Source records below:

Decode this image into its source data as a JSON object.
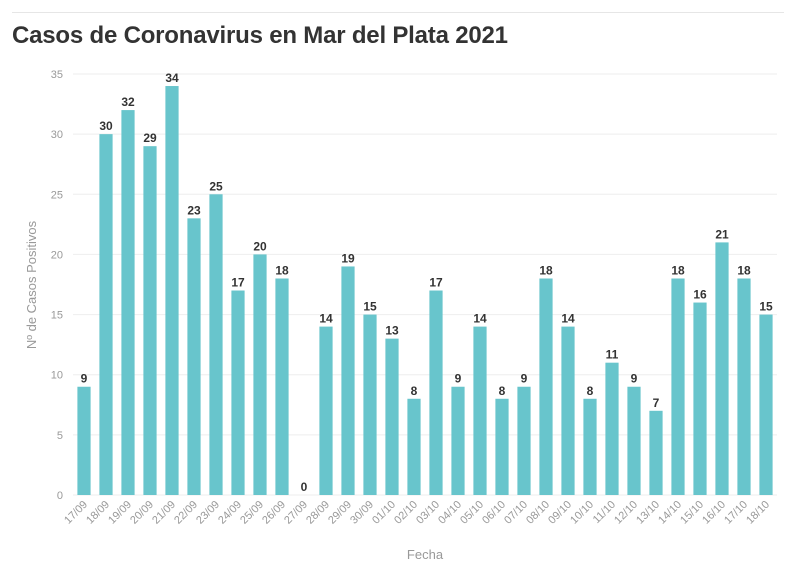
{
  "chart_data": {
    "type": "bar",
    "title": "Casos de Coronavirus en Mar del Plata 2021",
    "xlabel": "Fecha",
    "ylabel": "Nº de Casos Positivos",
    "ylim": [
      0,
      35
    ],
    "yticks": [
      "0",
      "5",
      "10",
      "15",
      "20",
      "25",
      "30",
      "35"
    ],
    "grid": true,
    "bar_color": "#68c5cc",
    "categories": [
      "17/09",
      "18/09",
      "19/09",
      "20/09",
      "21/09",
      "22/09",
      "23/09",
      "24/09",
      "25/09",
      "26/09",
      "27/09",
      "28/09",
      "29/09",
      "30/09",
      "01/10",
      "02/10",
      "03/10",
      "04/10",
      "05/10",
      "06/10",
      "07/10",
      "08/10",
      "09/10",
      "10/10",
      "11/10",
      "12/10",
      "13/10",
      "14/10",
      "15/10",
      "16/10",
      "17/10",
      "18/10"
    ],
    "values": [
      9,
      30,
      32,
      29,
      34,
      23,
      25,
      17,
      20,
      18,
      0,
      14,
      19,
      15,
      13,
      8,
      17,
      9,
      14,
      8,
      9,
      18,
      14,
      8,
      11,
      9,
      7,
      18,
      16,
      21,
      18,
      15
    ]
  }
}
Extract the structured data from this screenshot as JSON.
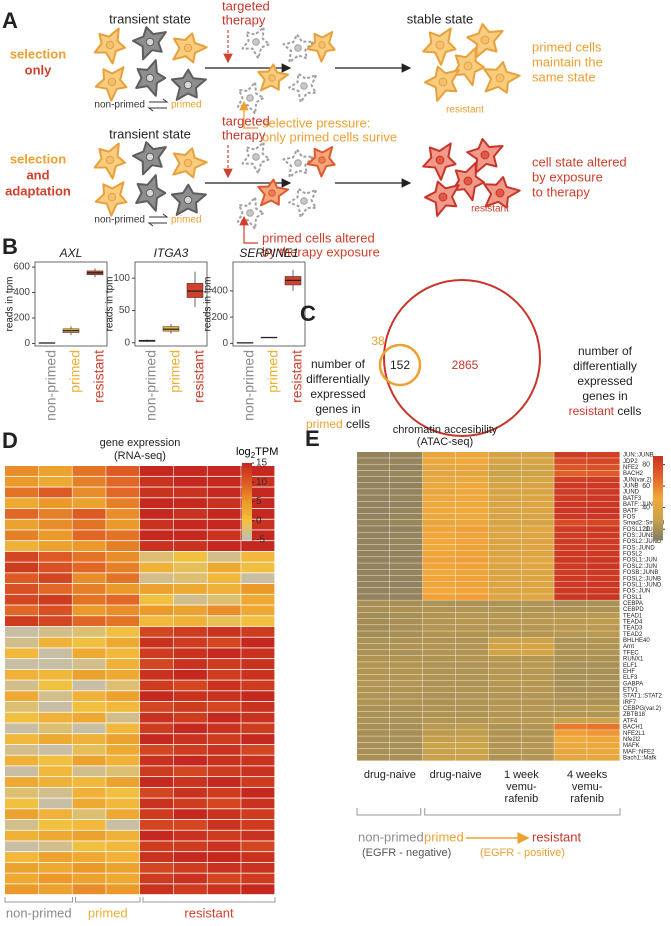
{
  "panel_a": {
    "letter": "A",
    "top": {
      "label": [
        "selection",
        "only"
      ],
      "state_left": "transient state",
      "therapy": [
        "targeted",
        "therapy"
      ],
      "state_right": "stable state",
      "outcome": [
        "primed cells",
        "maintain the",
        "same state"
      ],
      "resistant": "resistant",
      "non_primed": "non-primed",
      "primed": "primed",
      "pressure": [
        "selective pressure:",
        "only primed cells surive"
      ]
    },
    "bottom": {
      "label": [
        "selection",
        "and",
        "adaptation"
      ],
      "state_left": "transient state",
      "therapy": [
        "targeted",
        "therapy"
      ],
      "outcome": [
        "cell state altered",
        "by exposure",
        "to therapy"
      ],
      "resistant": "resistant",
      "non_primed": "non-primed",
      "primed": "primed",
      "pressure": [
        "primed cells altered",
        "by therapy exposure"
      ]
    }
  },
  "panel_b": {
    "letter": "B",
    "charts": [
      {
        "type": "box",
        "gene": "AXL",
        "ylabel": "reads in tpm",
        "categories": [
          "non-primed",
          "primed",
          "resistant"
        ],
        "colors": [
          "#8c8c8c",
          "#eeb030",
          "#d0402a"
        ],
        "ylim": [
          -20,
          640
        ],
        "yticks": [
          0,
          200,
          400,
          600
        ],
        "boxes": [
          {
            "low": 2,
            "q1": 3,
            "median": 4,
            "q3": 5,
            "high": 6
          },
          {
            "low": 65,
            "q1": 85,
            "median": 100,
            "q3": 115,
            "high": 135
          },
          {
            "low": 520,
            "q1": 540,
            "median": 555,
            "q3": 570,
            "high": 590
          }
        ]
      },
      {
        "type": "box",
        "gene": "ITGA3",
        "ylabel": "reads in tpm",
        "categories": [
          "non-primed",
          "primed",
          "resistant"
        ],
        "colors": [
          "#8c8c8c",
          "#eeb030",
          "#d0402a"
        ],
        "ylim": [
          -5,
          125
        ],
        "yticks": [
          0,
          50,
          100
        ],
        "boxes": [
          {
            "low": 1,
            "q1": 2,
            "median": 3,
            "q3": 4,
            "high": 5
          },
          {
            "low": 14,
            "q1": 18,
            "median": 21,
            "q3": 25,
            "high": 29
          },
          {
            "low": 55,
            "q1": 70,
            "median": 80,
            "q3": 92,
            "high": 110
          }
        ]
      },
      {
        "type": "box",
        "gene": "SERPINE1",
        "ylabel": "reads in tpm",
        "categories": [
          "non-primed",
          "primed",
          "resistant"
        ],
        "colors": [
          "#8c8c8c",
          "#eeb030",
          "#d0402a"
        ],
        "ylim": [
          -20,
          620
        ],
        "yticks": [
          0,
          200,
          400
        ],
        "boxes": [
          {
            "low": 2,
            "q1": 3,
            "median": 4,
            "q3": 5,
            "high": 6
          },
          {
            "low": 42,
            "q1": 43,
            "median": 45,
            "q3": 46,
            "high": 47
          },
          {
            "low": 400,
            "q1": 445,
            "median": 480,
            "q3": 510,
            "high": 560
          }
        ]
      }
    ]
  },
  "panel_c": {
    "letter": "C",
    "primed_only": 38,
    "shared": 152,
    "resistant_only": 2865,
    "left_text": [
      "number of",
      "differentially",
      "expressed",
      "genes in"
    ],
    "left_group": "primed",
    "left_suffix": " cells",
    "right_text": [
      "number of",
      "differentially",
      "expressed",
      "genes in"
    ],
    "right_group": "resistant",
    "right_suffix": " cells"
  },
  "panel_d": {
    "letter": "D",
    "title": [
      "gene expression",
      "(RNA-seq)"
    ],
    "legend_title": {
      "base": "log",
      "sub": "2",
      "unit": "TPM"
    },
    "colorbar": {
      "range": [
        -5,
        15
      ],
      "ticks": [
        15,
        10,
        5,
        0,
        -5
      ],
      "colors": [
        "#bdbdbd",
        "#f2c040",
        "#eb9a2a",
        "#dd5a24",
        "#c4281e"
      ]
    },
    "groups": [
      {
        "name": "non-primed",
        "color": "#8c8c8c"
      },
      {
        "name": "primed",
        "color": "#eeb030"
      },
      {
        "name": "resistant",
        "color": "#d0402a"
      }
    ],
    "matrix": [
      [
        6,
        4,
        8,
        10,
        15,
        15,
        15,
        15
      ],
      [
        5,
        3,
        7,
        9,
        14,
        15,
        15,
        14
      ],
      [
        8,
        10,
        6,
        9,
        14,
        14,
        15,
        15
      ],
      [
        3,
        5,
        4,
        7,
        15,
        15,
        14,
        15
      ],
      [
        9,
        7,
        10,
        6,
        15,
        14,
        15,
        15
      ],
      [
        4,
        6,
        8,
        5,
        14,
        15,
        15,
        14
      ],
      [
        7,
        5,
        9,
        8,
        15,
        15,
        14,
        15
      ],
      [
        2,
        4,
        5,
        7,
        14,
        14,
        15,
        15
      ],
      [
        12,
        10,
        8,
        6,
        -2,
        0,
        -3,
        1
      ],
      [
        13,
        11,
        9,
        7,
        2,
        -1,
        3,
        0
      ],
      [
        10,
        12,
        6,
        8,
        -3,
        -2,
        1,
        -4
      ],
      [
        11,
        9,
        7,
        5,
        4,
        3,
        2,
        5
      ],
      [
        12,
        13,
        8,
        9,
        0,
        -3,
        -2,
        3
      ],
      [
        9,
        11,
        5,
        6,
        5,
        4,
        6,
        3
      ],
      [
        13,
        12,
        9,
        8,
        1,
        2,
        -1,
        0
      ],
      [
        -4,
        -3,
        -2,
        0,
        12,
        13,
        14,
        13
      ],
      [
        -3,
        2,
        0,
        3,
        14,
        13,
        12,
        15
      ],
      [
        1,
        -4,
        3,
        1,
        13,
        14,
        15,
        14
      ],
      [
        -4,
        -4,
        -3,
        2,
        12,
        14,
        13,
        14
      ],
      [
        2,
        1,
        4,
        3,
        14,
        15,
        13,
        14
      ],
      [
        -3,
        0,
        -4,
        -2,
        13,
        12,
        14,
        13
      ],
      [
        3,
        -3,
        2,
        4,
        15,
        14,
        14,
        15
      ],
      [
        -2,
        -4,
        0,
        1,
        12,
        13,
        12,
        14
      ],
      [
        0,
        2,
        3,
        -3,
        14,
        13,
        15,
        14
      ],
      [
        -4,
        -2,
        -4,
        1,
        13,
        15,
        14,
        13
      ],
      [
        1,
        3,
        2,
        4,
        15,
        14,
        13,
        15
      ],
      [
        -3,
        -4,
        -1,
        3,
        12,
        13,
        14,
        12
      ],
      [
        2,
        0,
        4,
        2,
        14,
        15,
        14,
        14
      ],
      [
        -4,
        1,
        -3,
        -2,
        13,
        12,
        13,
        14
      ],
      [
        3,
        2,
        1,
        4,
        15,
        14,
        15,
        13
      ],
      [
        -2,
        -3,
        2,
        0,
        12,
        14,
        13,
        15
      ],
      [
        0,
        -4,
        3,
        1,
        14,
        13,
        12,
        14
      ],
      [
        4,
        2,
        -2,
        3,
        13,
        15,
        14,
        13
      ],
      [
        -3,
        0,
        1,
        -4,
        12,
        12,
        14,
        13
      ],
      [
        2,
        3,
        4,
        2,
        15,
        14,
        13,
        14
      ],
      [
        -4,
        -3,
        0,
        1,
        13,
        13,
        14,
        12
      ],
      [
        1,
        4,
        3,
        2,
        14,
        15,
        15,
        14
      ],
      [
        4,
        3,
        5,
        4,
        12,
        13,
        14,
        14
      ],
      [
        3,
        5,
        4,
        3,
        13,
        14,
        12,
        13
      ],
      [
        5,
        4,
        6,
        5,
        14,
        13,
        14,
        15
      ]
    ]
  },
  "panel_e": {
    "letter": "E",
    "title": [
      "chromatin accesibility",
      "(ATAC-seq)"
    ],
    "colorbar": {
      "range": [
        10,
        88
      ],
      "ticks": [
        80,
        60,
        40,
        20
      ],
      "colors": [
        "#857a62",
        "#c9a24a",
        "#f2a93a",
        "#e2642a",
        "#c83222"
      ]
    },
    "columns": [
      [
        "drug-naive"
      ],
      [
        "drug-naive"
      ],
      [
        "1 week",
        "vemu-",
        "rafenib"
      ],
      [
        "4 weeks",
        "vemu-",
        "rafenib"
      ]
    ],
    "bottom": {
      "non_primed": "non-primed",
      "non_primed_note": "(EGFR - negative)",
      "primed": "primed",
      "resistant": "resistant",
      "resistant_note": "(EGFR - positive)"
    },
    "rows": [
      "JUN::JUNB",
      "JDP2",
      "NFE2",
      "BACH2",
      "JUN(var.2)",
      "JUNB",
      "JUND",
      "BATF3",
      "BATF::JUN",
      "BATF",
      "FOS",
      "Smad2::Smad3",
      "FOSL1::JUNB",
      "FOS::JUNB",
      "FOSL2::JUND",
      "FOS::JUND",
      "FOSL2",
      "FOSL1::JUN",
      "FOSL2::JUN",
      "FOSB::JUNB",
      "FOSL2::JUNB",
      "FOSL1::JUND",
      "FOS::JUN",
      "FOSL1",
      "CEBPA",
      "CEBPD",
      "TEAD1",
      "TEAD4",
      "TEAD3",
      "TEAD2",
      "BHLHE40",
      "Arnt",
      "TFEC",
      "RUNX1",
      "ELF1",
      "EHF",
      "ELF3",
      "GABPA",
      "ETV1",
      "STAT1::STAT2",
      "IRF7",
      "CEBPG(var.2)",
      "ZBTB18",
      "ATF4",
      "BACH1",
      "NFE2L1",
      "Nfe2l2",
      "MAFK",
      "MAF::NFE2",
      "Bach1::Mafk"
    ],
    "matrix": [
      [
        14,
        15,
        44,
        46,
        36,
        34,
        84,
        82
      ],
      [
        15,
        15,
        45,
        47,
        35,
        36,
        78,
        80
      ],
      [
        15,
        14,
        42,
        44,
        32,
        33,
        74,
        76
      ],
      [
        15,
        16,
        41,
        42,
        30,
        32,
        70,
        72
      ],
      [
        14,
        15,
        43,
        45,
        34,
        35,
        82,
        84
      ],
      [
        14,
        14,
        45,
        47,
        36,
        36,
        85,
        86
      ],
      [
        15,
        15,
        44,
        46,
        35,
        37,
        84,
        85
      ],
      [
        14,
        15,
        46,
        47,
        36,
        38,
        85,
        86
      ],
      [
        14,
        14,
        47,
        48,
        37,
        38,
        86,
        86
      ],
      [
        14,
        15,
        47,
        48,
        37,
        38,
        86,
        87
      ],
      [
        14,
        15,
        46,
        47,
        36,
        37,
        85,
        86
      ],
      [
        15,
        16,
        44,
        45,
        35,
        36,
        78,
        80
      ],
      [
        14,
        14,
        50,
        52,
        38,
        40,
        84,
        85
      ],
      [
        14,
        15,
        50,
        51,
        38,
        39,
        84,
        85
      ],
      [
        14,
        15,
        49,
        50,
        37,
        38,
        84,
        84
      ],
      [
        14,
        15,
        49,
        51,
        37,
        39,
        84,
        85
      ],
      [
        14,
        14,
        50,
        51,
        38,
        39,
        85,
        85
      ],
      [
        14,
        14,
        51,
        52,
        39,
        40,
        86,
        86
      ],
      [
        14,
        15,
        50,
        51,
        38,
        40,
        85,
        86
      ],
      [
        14,
        15,
        49,
        50,
        37,
        38,
        84,
        85
      ],
      [
        14,
        14,
        50,
        51,
        38,
        39,
        85,
        85
      ],
      [
        14,
        14,
        50,
        51,
        38,
        39,
        85,
        86
      ],
      [
        14,
        15,
        49,
        50,
        38,
        39,
        85,
        85
      ],
      [
        14,
        14,
        51,
        52,
        39,
        40,
        86,
        87
      ],
      [
        20,
        20,
        22,
        22,
        22,
        23,
        20,
        21
      ],
      [
        20,
        21,
        22,
        23,
        22,
        22,
        21,
        21
      ],
      [
        19,
        20,
        23,
        24,
        24,
        24,
        25,
        25
      ],
      [
        19,
        20,
        23,
        24,
        24,
        25,
        25,
        26
      ],
      [
        19,
        20,
        23,
        24,
        24,
        24,
        25,
        25
      ],
      [
        19,
        20,
        23,
        23,
        23,
        24,
        24,
        25
      ],
      [
        21,
        21,
        22,
        22,
        30,
        31,
        22,
        23
      ],
      [
        21,
        22,
        23,
        23,
        34,
        35,
        22,
        22
      ],
      [
        21,
        21,
        23,
        23,
        33,
        34,
        22,
        22
      ],
      [
        22,
        22,
        22,
        23,
        24,
        24,
        21,
        21
      ],
      [
        23,
        23,
        22,
        22,
        24,
        25,
        20,
        20
      ],
      [
        23,
        23,
        22,
        22,
        24,
        24,
        20,
        20
      ],
      [
        23,
        23,
        22,
        22,
        24,
        24,
        20,
        20
      ],
      [
        23,
        23,
        22,
        22,
        24,
        24,
        20,
        21
      ],
      [
        22,
        22,
        22,
        22,
        23,
        24,
        20,
        20
      ],
      [
        22,
        22,
        21,
        22,
        23,
        23,
        21,
        21
      ],
      [
        22,
        22,
        21,
        22,
        23,
        23,
        21,
        21
      ],
      [
        21,
        21,
        22,
        22,
        24,
        24,
        24,
        25
      ],
      [
        21,
        21,
        22,
        22,
        23,
        23,
        23,
        23
      ],
      [
        21,
        21,
        23,
        23,
        25,
        25,
        30,
        31
      ],
      [
        20,
        20,
        25,
        26,
        22,
        23,
        62,
        64
      ],
      [
        20,
        20,
        26,
        27,
        22,
        22,
        52,
        54
      ],
      [
        20,
        20,
        28,
        29,
        23,
        23,
        48,
        50
      ],
      [
        20,
        20,
        30,
        31,
        23,
        24,
        45,
        46
      ],
      [
        20,
        20,
        29,
        30,
        23,
        23,
        44,
        45
      ],
      [
        20,
        20,
        29,
        30,
        22,
        23,
        42,
        44
      ]
    ]
  }
}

End of Source records.

Exercise aim
Show every line from the entries that includes the word "EGFR".

Exercise solution
      "non_primed_note": "(EGFR - negative)",
      "resistant_note": "(EGFR - positive)"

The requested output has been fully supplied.